» Instructions for the task
Repeat every entry in the listing below, exactly.

» Data listing
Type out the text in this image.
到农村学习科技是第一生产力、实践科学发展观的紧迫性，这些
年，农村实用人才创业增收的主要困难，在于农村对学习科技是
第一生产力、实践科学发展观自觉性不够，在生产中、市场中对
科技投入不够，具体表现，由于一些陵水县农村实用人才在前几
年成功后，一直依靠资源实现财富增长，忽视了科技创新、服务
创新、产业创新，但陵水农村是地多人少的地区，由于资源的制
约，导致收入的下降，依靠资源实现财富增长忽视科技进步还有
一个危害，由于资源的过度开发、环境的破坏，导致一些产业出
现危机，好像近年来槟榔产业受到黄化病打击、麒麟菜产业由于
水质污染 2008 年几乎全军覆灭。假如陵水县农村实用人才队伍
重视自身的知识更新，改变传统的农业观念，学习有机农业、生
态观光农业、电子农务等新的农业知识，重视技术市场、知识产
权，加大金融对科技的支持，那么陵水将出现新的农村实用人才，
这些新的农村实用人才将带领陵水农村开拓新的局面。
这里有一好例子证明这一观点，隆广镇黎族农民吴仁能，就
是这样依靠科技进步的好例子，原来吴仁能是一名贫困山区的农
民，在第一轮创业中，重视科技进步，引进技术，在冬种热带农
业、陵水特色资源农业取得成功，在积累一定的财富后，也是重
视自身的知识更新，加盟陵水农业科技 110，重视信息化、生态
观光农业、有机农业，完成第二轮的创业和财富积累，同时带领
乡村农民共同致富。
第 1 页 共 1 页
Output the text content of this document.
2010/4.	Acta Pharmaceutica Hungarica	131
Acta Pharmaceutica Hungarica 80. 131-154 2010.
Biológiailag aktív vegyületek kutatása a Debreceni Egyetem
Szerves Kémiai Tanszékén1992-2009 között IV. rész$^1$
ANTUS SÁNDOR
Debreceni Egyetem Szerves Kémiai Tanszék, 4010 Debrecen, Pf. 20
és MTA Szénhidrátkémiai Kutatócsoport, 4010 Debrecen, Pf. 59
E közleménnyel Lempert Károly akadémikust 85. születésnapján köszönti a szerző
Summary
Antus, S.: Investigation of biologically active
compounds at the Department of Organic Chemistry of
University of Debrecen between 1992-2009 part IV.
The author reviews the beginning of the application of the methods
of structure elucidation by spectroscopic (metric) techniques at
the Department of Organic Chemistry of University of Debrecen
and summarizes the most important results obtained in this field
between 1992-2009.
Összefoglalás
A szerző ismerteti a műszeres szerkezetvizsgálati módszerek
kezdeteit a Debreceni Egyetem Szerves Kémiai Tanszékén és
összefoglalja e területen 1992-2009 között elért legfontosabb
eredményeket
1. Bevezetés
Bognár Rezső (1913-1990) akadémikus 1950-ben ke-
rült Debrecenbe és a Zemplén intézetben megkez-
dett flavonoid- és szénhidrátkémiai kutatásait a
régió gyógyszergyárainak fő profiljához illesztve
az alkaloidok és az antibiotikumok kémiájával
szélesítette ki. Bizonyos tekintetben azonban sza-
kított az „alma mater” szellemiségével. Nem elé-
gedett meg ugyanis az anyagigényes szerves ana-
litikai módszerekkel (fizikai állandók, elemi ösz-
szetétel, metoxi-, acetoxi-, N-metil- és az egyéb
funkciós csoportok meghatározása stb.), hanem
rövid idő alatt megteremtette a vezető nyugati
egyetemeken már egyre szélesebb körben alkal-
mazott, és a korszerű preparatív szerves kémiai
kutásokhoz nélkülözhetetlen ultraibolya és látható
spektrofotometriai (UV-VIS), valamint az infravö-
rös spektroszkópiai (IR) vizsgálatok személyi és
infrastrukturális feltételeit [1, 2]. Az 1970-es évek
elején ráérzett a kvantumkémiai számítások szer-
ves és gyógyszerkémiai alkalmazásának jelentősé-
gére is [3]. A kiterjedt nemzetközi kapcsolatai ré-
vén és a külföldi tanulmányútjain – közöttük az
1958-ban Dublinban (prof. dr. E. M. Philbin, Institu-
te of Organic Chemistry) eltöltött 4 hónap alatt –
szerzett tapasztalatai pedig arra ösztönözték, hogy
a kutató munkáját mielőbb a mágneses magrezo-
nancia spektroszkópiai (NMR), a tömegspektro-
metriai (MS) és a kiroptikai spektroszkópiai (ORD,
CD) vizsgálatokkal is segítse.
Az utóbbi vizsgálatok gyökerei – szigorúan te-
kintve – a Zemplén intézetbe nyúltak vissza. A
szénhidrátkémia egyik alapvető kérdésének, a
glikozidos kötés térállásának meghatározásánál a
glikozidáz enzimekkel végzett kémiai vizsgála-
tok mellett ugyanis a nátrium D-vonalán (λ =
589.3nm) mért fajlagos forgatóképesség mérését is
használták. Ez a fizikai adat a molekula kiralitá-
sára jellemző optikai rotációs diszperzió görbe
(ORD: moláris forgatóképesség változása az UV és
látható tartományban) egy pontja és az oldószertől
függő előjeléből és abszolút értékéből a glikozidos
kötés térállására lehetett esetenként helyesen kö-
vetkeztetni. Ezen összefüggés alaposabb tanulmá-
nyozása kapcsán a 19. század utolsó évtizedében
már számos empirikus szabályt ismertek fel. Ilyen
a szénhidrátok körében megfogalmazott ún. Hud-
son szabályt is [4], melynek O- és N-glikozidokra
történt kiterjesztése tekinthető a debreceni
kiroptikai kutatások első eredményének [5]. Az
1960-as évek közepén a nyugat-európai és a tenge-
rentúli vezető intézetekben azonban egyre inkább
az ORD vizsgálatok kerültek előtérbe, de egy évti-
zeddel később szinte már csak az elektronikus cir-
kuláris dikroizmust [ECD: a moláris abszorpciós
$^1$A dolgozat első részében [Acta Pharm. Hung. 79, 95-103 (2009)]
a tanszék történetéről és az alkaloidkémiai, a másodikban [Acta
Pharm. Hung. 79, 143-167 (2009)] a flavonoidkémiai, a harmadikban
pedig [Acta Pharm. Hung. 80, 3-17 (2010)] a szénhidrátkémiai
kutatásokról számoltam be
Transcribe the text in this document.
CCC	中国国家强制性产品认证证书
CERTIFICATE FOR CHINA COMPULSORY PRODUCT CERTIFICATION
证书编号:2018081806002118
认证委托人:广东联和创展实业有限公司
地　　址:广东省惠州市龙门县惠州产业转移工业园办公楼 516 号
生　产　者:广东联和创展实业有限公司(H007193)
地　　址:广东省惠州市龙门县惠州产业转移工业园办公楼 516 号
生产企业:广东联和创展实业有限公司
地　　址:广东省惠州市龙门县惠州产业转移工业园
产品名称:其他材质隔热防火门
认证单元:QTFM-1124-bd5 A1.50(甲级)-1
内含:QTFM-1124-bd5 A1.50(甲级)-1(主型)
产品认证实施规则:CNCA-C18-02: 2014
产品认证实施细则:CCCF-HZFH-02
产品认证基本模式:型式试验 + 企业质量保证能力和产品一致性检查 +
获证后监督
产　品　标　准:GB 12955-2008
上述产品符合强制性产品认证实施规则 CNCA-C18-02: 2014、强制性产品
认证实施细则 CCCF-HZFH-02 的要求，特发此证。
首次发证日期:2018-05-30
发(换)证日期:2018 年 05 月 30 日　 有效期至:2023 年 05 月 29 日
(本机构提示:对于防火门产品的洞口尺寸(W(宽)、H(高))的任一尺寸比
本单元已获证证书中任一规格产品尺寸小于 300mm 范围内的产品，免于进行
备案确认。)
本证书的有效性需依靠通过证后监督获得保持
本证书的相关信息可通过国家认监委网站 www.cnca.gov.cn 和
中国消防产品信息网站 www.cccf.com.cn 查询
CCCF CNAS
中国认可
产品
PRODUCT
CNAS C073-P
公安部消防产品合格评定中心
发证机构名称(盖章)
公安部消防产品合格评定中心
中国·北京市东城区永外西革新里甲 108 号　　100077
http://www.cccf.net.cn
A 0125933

» Solution to this problem
Type out the text in this image.
到农村学习科技是第一生产力、实践科学发展观的紧迫性，这些
年，农村实用人才创业增收的主要困难，在于农村对学习科技是
第一生产力、实践科学发展观自觉性不够，在生产中、市场中对
科技投入不够，具体表现，由于一些陵水县农村实用人才在前几
年成功后，一直依靠资源实现财富增长，忽视了科技创新、服务
创新、产业创新，但陵水农村是地多人少的地区，由于资源的制
约，导致收入的下降，依靠资源实现财富增长忽视科技进步还有
一个危害，由于资源的过度开发、环境的破坏，导致一些产业出
现危机，好像近年来槟榔产业受到黄化病打击、麒麟菜产业由于
水质污染 2008 年几乎全军覆灭。假如陵水县农村实用人才队伍
重视自身的知识更新，改变传统的农业观念，学习有机农业、生
态观光农业、电子农务等新的农业知识，重视技术市场、知识产
权，加大金融对科技的支持，那么陵水将出现新的农村实用人才，
这些新的农村实用人才将带领陵水农村开拓新的局面。
这里有一好例子证明这一观点，隆广镇黎族农民吴仁能，就
是这样依靠科技进步的好例子，原来吴仁能是一名贫困山区的农
民，在第一轮创业中，重视科技进步，引进技术，在冬种热带农
业、陵水特色资源农业取得成功，在积累一定的财富后，也是重
视自身的知识更新，加盟陵水农业科技 110，重视信息化、生态
观光农业、有机农业，完成第二轮的创业和财富积累，同时带领
乡村农民共同致富。
第 1 页 共 1 页
Output the text content of this document.
2010/4.	Acta Pharmaceutica Hungarica	131
Acta Pharmaceutica Hungarica 80. 131-154 2010.
Biológiailag aktív vegyületek kutatása a Debreceni Egyetem
Szerves Kémiai Tanszékén1992-2009 között IV. rész$^1$
ANTUS SÁNDOR
Debreceni Egyetem Szerves Kémiai Tanszék, 4010 Debrecen, Pf. 20
és MTA Szénhidrátkémiai Kutatócsoport, 4010 Debrecen, Pf. 59
E közleménnyel Lempert Károly akadémikust 85. születésnapján köszönti a szerző
Summary
Antus, S.: Investigation of biologically active
compounds at the Department of Organic Chemistry of
University of Debrecen between 1992-2009 part IV.
The author reviews the beginning of the application of the methods
of structure elucidation by spectroscopic (metric) techniques at
the Department of Organic Chemistry of University of Debrecen
and summarizes the most important results obtained in this field
between 1992-2009.
Összefoglalás
A szerző ismerteti a műszeres szerkezetvizsgálati módszerek
kezdeteit a Debreceni Egyetem Szerves Kémiai Tanszékén és
összefoglalja e területen 1992-2009 között elért legfontosabb
eredményeket
1. Bevezetés
Bognár Rezső (1913-1990) akadémikus 1950-ben ke-
rült Debrecenbe és a Zemplén intézetben megkez-
dett flavonoid- és szénhidrátkémiai kutatásait a
régió gyógyszergyárainak fő profiljához illesztve
az alkaloidok és az antibiotikumok kémiájával
szélesítette ki. Bizonyos tekintetben azonban sza-
kított az „alma mater” szellemiségével. Nem elé-
gedett meg ugyanis az anyagigényes szerves ana-
litikai módszerekkel (fizikai állandók, elemi ösz-
szetétel, metoxi-, acetoxi-, N-metil- és az egyéb
funkciós csoportok meghatározása stb.), hanem
rövid idő alatt megteremtette a vezető nyugati
egyetemeken már egyre szélesebb körben alkal-
mazott, és a korszerű preparatív szerves kémiai
kutásokhoz nélkülözhetetlen ultraibolya és látható
spektrofotometriai (UV-VIS), valamint az infravö-
rös spektroszkópiai (IR) vizsgálatok személyi és
infrastrukturális feltételeit [1, 2]. Az 1970-es évek
elején ráérzett a kvantumkémiai számítások szer-
ves és gyógyszerkémiai alkalmazásának jelentősé-
gére is [3]. A kiterjedt nemzetközi kapcsolatai ré-
vén és a külföldi tanulmányútjain – közöttük az
1958-ban Dublinban (prof. dr. E. M. Philbin, Institu-
te of Organic Chemistry) eltöltött 4 hónap alatt –
szerzett tapasztalatai pedig arra ösztönözték, hogy
a kutató munkáját mielőbb a mágneses magrezo-
nancia spektroszkópiai (NMR), a tömegspektro-
metriai (MS) és a kiroptikai spektroszkópiai (ORD,
CD) vizsgálatokkal is segítse.
Az utóbbi vizsgálatok gyökerei – szigorúan te-
kintve – a Zemplén intézetbe nyúltak vissza. A
szénhidrátkémia egyik alapvető kérdésének, a
glikozidos kötés térállásának meghatározásánál a
glikozidáz enzimekkel végzett kémiai vizsgála-
tok mellett ugyanis a nátrium D-vonalán (λ =
589.3nm) mért fajlagos forgatóképesség mérését is
használták. Ez a fizikai adat a molekula kiralitá-
sára jellemző optikai rotációs diszperzió görbe
(ORD: moláris forgatóképesség változása az UV és
látható tartományban) egy pontja és az oldószertől
függő előjeléből és abszolút értékéből a glikozidos
kötés térállására lehetett esetenként helyesen kö-
vetkeztetni. Ezen összefüggés alaposabb tanulmá-
nyozása kapcsán a 19. század utolsó évtizedében
már számos empirikus szabályt ismertek fel. Ilyen
a szénhidrátok körében megfogalmazott ún. Hud-
son szabályt is [4], melynek O- és N-glikozidokra
történt kiterjesztése tekinthető a debreceni
kiroptikai kutatások első eredményének [5]. Az
1960-as évek közepén a nyugat-európai és a tenge-
rentúli vezető intézetekben azonban egyre inkább
az ORD vizsgálatok kerültek előtérbe, de egy évti-
zeddel később szinte már csak az elektronikus cir-
kuláris dikroizmust [ECD: a moláris abszorpciós
$^1$A dolgozat első részében [Acta Pharm. Hung. 79, 95-103 (2009)]
a tanszék történetéről és az alkaloidkémiai, a másodikban [Acta
Pharm. Hung. 79, 143-167 (2009)] a flavonoidkémiai, a harmadikban
pedig [Acta Pharm. Hung. 80, 3-17 (2010)] a szénhidrátkémiai
kutatásokról számoltam be
Transcribe the text in this document.
CCC	中国国家强制性产品认证证书
CERTIFICATE FOR CHINA COMPULSORY PRODUCT CERTIFICATION
证书编号:2018081806002118
认证委托人:广东联和创展实业有限公司
地　　址:广东省惠州市龙门县惠州产业转移工业园办公楼 516 号
生　产　者:广东联和创展实业有限公司(H007193)
地　　址:广东省惠州市龙门县惠州产业转移工业园办公楼 516 号
生产企业:广东联和创展实业有限公司
地　　址:广东省惠州市龙门县惠州产业转移工业园
产品名称:其他材质隔热防火门
认证单元:QTFM-1124-bd5 A1.50(甲级)-1
内含:QTFM-1124-bd5 A1.50(甲级)-1(主型)
产品认证实施规则:CNCA-C18-02: 2014
产品认证实施细则:CCCF-HZFH-02
产品认证基本模式:型式试验 + 企业质量保证能力和产品一致性检查 +
获证后监督
产　品　标　准:GB 12955-2008
上述产品符合强制性产品认证实施规则 CNCA-C18-02: 2014、强制性产品
认证实施细则 CCCF-HZFH-02 的要求，特发此证。
首次发证日期:2018-05-30
发(换)证日期:2018 年 05 月 30 日　 有效期至:2023 年 05 月 29 日
(本机构提示:对于防火门产品的洞口尺寸(W(宽)、H(高))的任一尺寸比
本单元已获证证书中任一规格产品尺寸小于 300mm 范围内的产品，免于进行
备案确认。)
本证书的有效性需依靠通过证后监督获得保持
本证书的相关信息可通过国家认监委网站 www.cnca.gov.cn 和
中国消防产品信息网站 www.cccf.com.cn 查询
CCCF CNAS
中国认可
产品
PRODUCT
CNAS C073-P
公安部消防产品合格评定中心
发证机构名称(盖章)
公安部消防产品合格评定中心
中国·北京市东城区永外西革新里甲 108 号　　100077
http://www.cccf.net.cn
A 0125933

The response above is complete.